**Task objective**:
Leave out the pictures and repeat everything else in the records exactly.

--- begin Input records ---

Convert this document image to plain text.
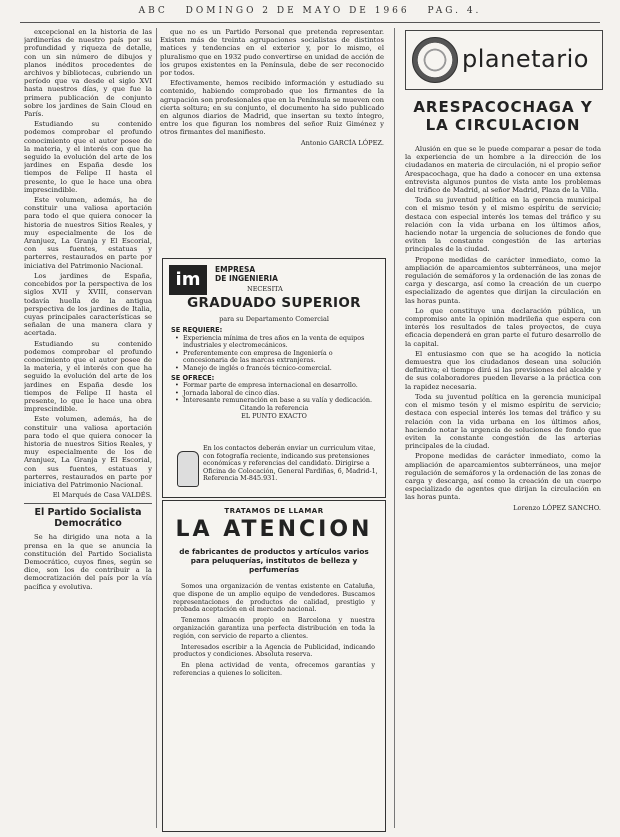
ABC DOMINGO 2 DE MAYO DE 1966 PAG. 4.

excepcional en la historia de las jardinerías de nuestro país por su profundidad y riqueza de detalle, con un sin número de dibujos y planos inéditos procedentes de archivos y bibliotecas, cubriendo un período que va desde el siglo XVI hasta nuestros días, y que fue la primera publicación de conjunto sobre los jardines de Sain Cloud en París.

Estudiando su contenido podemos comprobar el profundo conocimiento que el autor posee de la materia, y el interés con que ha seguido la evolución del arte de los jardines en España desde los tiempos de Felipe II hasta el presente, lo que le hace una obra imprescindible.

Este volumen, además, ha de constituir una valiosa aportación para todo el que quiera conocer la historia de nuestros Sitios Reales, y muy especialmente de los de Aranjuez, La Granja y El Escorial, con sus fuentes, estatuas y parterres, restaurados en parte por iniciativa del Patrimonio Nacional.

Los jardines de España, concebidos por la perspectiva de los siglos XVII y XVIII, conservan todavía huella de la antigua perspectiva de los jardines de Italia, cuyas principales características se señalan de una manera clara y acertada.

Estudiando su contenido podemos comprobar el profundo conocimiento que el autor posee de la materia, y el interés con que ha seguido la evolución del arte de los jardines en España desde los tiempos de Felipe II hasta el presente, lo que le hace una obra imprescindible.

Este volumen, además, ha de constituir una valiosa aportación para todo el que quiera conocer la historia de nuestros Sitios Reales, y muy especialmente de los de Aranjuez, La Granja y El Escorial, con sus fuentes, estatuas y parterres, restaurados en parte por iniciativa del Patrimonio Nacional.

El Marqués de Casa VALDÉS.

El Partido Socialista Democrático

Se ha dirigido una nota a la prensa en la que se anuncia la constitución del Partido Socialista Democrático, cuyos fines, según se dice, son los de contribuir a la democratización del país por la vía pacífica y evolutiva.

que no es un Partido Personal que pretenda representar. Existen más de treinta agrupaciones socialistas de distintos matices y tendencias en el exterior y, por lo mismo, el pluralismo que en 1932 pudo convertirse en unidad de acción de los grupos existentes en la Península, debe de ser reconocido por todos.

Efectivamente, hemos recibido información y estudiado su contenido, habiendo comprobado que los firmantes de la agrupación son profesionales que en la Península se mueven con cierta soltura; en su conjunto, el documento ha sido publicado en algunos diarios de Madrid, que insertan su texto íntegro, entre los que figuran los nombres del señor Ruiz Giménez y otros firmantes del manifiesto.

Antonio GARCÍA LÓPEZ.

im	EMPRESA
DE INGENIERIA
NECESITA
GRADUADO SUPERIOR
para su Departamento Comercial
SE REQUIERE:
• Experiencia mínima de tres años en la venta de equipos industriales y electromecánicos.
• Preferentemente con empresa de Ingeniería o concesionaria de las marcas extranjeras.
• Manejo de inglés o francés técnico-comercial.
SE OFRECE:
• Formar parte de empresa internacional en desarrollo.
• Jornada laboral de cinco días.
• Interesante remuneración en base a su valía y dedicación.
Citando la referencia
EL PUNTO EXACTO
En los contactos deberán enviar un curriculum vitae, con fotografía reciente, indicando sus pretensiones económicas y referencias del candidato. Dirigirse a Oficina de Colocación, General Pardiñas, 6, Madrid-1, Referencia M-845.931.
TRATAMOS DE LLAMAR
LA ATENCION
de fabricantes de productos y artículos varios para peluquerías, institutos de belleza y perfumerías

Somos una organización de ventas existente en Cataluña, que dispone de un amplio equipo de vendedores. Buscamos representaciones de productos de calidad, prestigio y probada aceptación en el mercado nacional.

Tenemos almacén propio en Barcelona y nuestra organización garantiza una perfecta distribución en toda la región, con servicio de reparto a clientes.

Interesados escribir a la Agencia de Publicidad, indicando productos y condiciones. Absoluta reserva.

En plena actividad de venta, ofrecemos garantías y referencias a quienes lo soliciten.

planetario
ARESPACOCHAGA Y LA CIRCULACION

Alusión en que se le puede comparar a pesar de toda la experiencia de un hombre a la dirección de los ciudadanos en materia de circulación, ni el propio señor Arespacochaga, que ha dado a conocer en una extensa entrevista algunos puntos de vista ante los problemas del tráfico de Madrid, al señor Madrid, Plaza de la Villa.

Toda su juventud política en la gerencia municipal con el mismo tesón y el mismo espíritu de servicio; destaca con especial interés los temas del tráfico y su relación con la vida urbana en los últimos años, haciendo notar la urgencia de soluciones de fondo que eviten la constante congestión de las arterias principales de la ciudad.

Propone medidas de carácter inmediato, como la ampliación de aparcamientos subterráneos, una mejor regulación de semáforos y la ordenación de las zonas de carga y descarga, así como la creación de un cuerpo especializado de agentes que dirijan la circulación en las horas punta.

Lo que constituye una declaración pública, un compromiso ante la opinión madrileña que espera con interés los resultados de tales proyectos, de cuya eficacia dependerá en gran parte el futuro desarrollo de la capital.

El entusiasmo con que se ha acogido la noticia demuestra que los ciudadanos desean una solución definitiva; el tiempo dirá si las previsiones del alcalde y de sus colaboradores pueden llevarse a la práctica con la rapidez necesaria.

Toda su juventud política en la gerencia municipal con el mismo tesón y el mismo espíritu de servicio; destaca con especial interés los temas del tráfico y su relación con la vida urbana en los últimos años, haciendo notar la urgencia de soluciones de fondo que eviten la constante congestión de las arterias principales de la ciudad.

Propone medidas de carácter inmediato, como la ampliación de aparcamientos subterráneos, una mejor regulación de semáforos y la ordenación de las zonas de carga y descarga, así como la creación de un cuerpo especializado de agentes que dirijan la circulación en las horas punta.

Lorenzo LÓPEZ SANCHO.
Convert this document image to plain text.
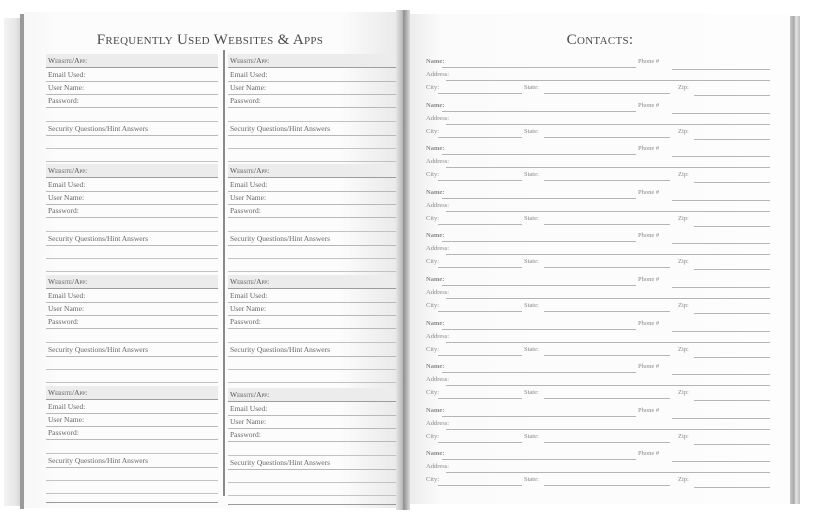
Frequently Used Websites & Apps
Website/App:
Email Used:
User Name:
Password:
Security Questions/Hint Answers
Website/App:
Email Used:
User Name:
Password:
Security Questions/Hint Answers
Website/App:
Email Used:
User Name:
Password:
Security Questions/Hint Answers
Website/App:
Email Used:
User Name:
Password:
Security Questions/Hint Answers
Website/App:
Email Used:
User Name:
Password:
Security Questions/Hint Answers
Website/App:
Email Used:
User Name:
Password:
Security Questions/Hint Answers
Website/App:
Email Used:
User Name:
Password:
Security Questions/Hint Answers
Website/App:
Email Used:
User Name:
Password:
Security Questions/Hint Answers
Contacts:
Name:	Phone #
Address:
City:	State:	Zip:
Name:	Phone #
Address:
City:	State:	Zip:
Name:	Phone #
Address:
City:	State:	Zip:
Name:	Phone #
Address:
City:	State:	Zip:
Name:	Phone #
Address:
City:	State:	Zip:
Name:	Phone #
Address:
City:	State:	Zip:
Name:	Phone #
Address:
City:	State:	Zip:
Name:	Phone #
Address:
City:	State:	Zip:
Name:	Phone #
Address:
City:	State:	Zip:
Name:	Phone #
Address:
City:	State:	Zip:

--- end Input records ---

**Correct output**:
Convert this document image to plain text.
ABC DOMINGO 2 DE MAYO DE 1966 PAG. 4.

excepcional en la historia de las jardinerías de nuestro país por su profundidad y riqueza de detalle, con un sin número de dibujos y planos inéditos procedentes de archivos y bibliotecas, cubriendo un período que va desde el siglo XVI hasta nuestros días, y que fue la primera publicación de conjunto sobre los jardines de Sain Cloud en París.

Estudiando su contenido podemos comprobar el profundo conocimiento que el autor posee de la materia, y el interés con que ha seguido la evolución del arte de los jardines en España desde los tiempos de Felipe II hasta el presente, lo que le hace una obra imprescindible.

Este volumen, además, ha de constituir una valiosa aportación para todo el que quiera conocer la historia de nuestros Sitios Reales, y muy especialmente de los de Aranjuez, La Granja y El Escorial, con sus fuentes, estatuas y parterres, restaurados en parte por iniciativa del Patrimonio Nacional.

Los jardines de España, concebidos por la perspectiva de los siglos XVII y XVIII, conservan todavía huella de la antigua perspectiva de los jardines de Italia, cuyas principales características se señalan de una manera clara y acertada.

Estudiando su contenido podemos comprobar el profundo conocimiento que el autor posee de la materia, y el interés con que ha seguido la evolución del arte de los jardines en España desde los tiempos de Felipe II hasta el presente, lo que le hace una obra imprescindible.

Este volumen, además, ha de constituir una valiosa aportación para todo el que quiera conocer la historia de nuestros Sitios Reales, y muy especialmente de los de Aranjuez, La Granja y El Escorial, con sus fuentes, estatuas y parterres, restaurados en parte por iniciativa del Patrimonio Nacional.

El Marqués de Casa VALDÉS.

El Partido Socialista Democrático

Se ha dirigido una nota a la prensa en la que se anuncia la constitución del Partido Socialista Democrático, cuyos fines, según se dice, son los de contribuir a la democratización del país por la vía pacífica y evolutiva.

que no es un Partido Personal que pretenda representar. Existen más de treinta agrupaciones socialistas de distintos matices y tendencias en el exterior y, por lo mismo, el pluralismo que en 1932 pudo convertirse en unidad de acción de los grupos existentes en la Península, debe de ser reconocido por todos.

Efectivamente, hemos recibido información y estudiado su contenido, habiendo comprobado que los firmantes de la agrupación son profesionales que en la Península se mueven con cierta soltura; en su conjunto, el documento ha sido publicado en algunos diarios de Madrid, que insertan su texto íntegro, entre los que figuran los nombres del señor Ruiz Giménez y otros firmantes del manifiesto.

Antonio GARCÍA LÓPEZ.

im	EMPRESA
DE INGENIERIA
NECESITA
GRADUADO SUPERIOR
para su Departamento Comercial
SE REQUIERE:
• Experiencia mínima de tres años en la venta de equipos industriales y electromecánicos.
• Preferentemente con empresa de Ingeniería o concesionaria de las marcas extranjeras.
• Manejo de inglés o francés técnico-comercial.
SE OFRECE:
• Formar parte de empresa internacional en desarrollo.
• Jornada laboral de cinco días.
• Interesante remuneración en base a su valía y dedicación.
Citando la referencia
EL PUNTO EXACTO
En los contactos deberán enviar un curriculum vitae, con fotografía reciente, indicando sus pretensiones económicas y referencias del candidato. Dirigirse a Oficina de Colocación, General Pardiñas, 6, Madrid-1, Referencia M-845.931.
TRATAMOS DE LLAMAR
LA ATENCION
de fabricantes de productos y artículos varios para peluquerías, institutos de belleza y perfumerías

Somos una organización de ventas existente en Cataluña, que dispone de un amplio equipo de vendedores. Buscamos representaciones de productos de calidad, prestigio y probada aceptación en el mercado nacional.

Tenemos almacén propio en Barcelona y nuestra organización garantiza una perfecta distribución en toda la región, con servicio de reparto a clientes.

Interesados escribir a la Agencia de Publicidad, indicando productos y condiciones. Absoluta reserva.

En plena actividad de venta, ofrecemos garantías y referencias a quienes lo soliciten.

planetario
ARESPACOCHAGA Y LA CIRCULACION

Alusión en que se le puede comparar a pesar de toda la experiencia de un hombre a la dirección de los ciudadanos en materia de circulación, ni el propio señor Arespacochaga, que ha dado a conocer en una extensa entrevista algunos puntos de vista ante los problemas del tráfico de Madrid, al señor Madrid, Plaza de la Villa.

Toda su juventud política en la gerencia municipal con el mismo tesón y el mismo espíritu de servicio; destaca con especial interés los temas del tráfico y su relación con la vida urbana en los últimos años, haciendo notar la urgencia de soluciones de fondo que eviten la constante congestión de las arterias principales de la ciudad.

Propone medidas de carácter inmediato, como la ampliación de aparcamientos subterráneos, una mejor regulación de semáforos y la ordenación de las zonas de carga y descarga, así como la creación de un cuerpo especializado de agentes que dirijan la circulación en las horas punta.

Lo que constituye una declaración pública, un compromiso ante la opinión madrileña que espera con interés los resultados de tales proyectos, de cuya eficacia dependerá en gran parte el futuro desarrollo de la capital.

El entusiasmo con que se ha acogido la noticia demuestra que los ciudadanos desean una solución definitiva; el tiempo dirá si las previsiones del alcalde y de sus colaboradores pueden llevarse a la práctica con la rapidez necesaria.

Toda su juventud política en la gerencia municipal con el mismo tesón y el mismo espíritu de servicio; destaca con especial interés los temas del tráfico y su relación con la vida urbana en los últimos años, haciendo notar la urgencia de soluciones de fondo que eviten la constante congestión de las arterias principales de la ciudad.

Propone medidas de carácter inmediato, como la ampliación de aparcamientos subterráneos, una mejor regulación de semáforos y la ordenación de las zonas de carga y descarga, así como la creación de un cuerpo especializado de agentes que dirijan la circulación en las horas punta.

Lorenzo LÓPEZ SANCHO.
Convert this document image to plain text.
Frequently Used Websites & Apps
Website/App:
Email Used:
User Name:
Password:
Security Questions/Hint Answers
Website/App:
Email Used:
User Name:
Password:
Security Questions/Hint Answers
Website/App:
Email Used:
User Name:
Password:
Security Questions/Hint Answers
Website/App:
Email Used:
User Name:
Password:
Security Questions/Hint Answers
Website/App:
Email Used:
User Name:
Password:
Security Questions/Hint Answers
Website/App:
Email Used:
User Name:
Password:
Security Questions/Hint Answers
Website/App:
Email Used:
User Name:
Password:
Security Questions/Hint Answers
Website/App:
Email Used:
User Name:
Password:
Security Questions/Hint Answers
Contacts:
Name:	Phone #
Address:
City:	State:	Zip:
Name:	Phone #
Address:
City:	State:	Zip:
Name:	Phone #
Address:
City:	State:	Zip:
Name:	Phone #
Address:
City:	State:	Zip:
Name:	Phone #
Address:
City:	State:	Zip:
Name:	Phone #
Address:
City:	State:	Zip:
Name:	Phone #
Address:
City:	State:	Zip:
Name:	Phone #
Address:
City:	State:	Zip:
Name:	Phone #
Address:
City:	State:	Zip:
Name:	Phone #
Address:
City:	State:	Zip:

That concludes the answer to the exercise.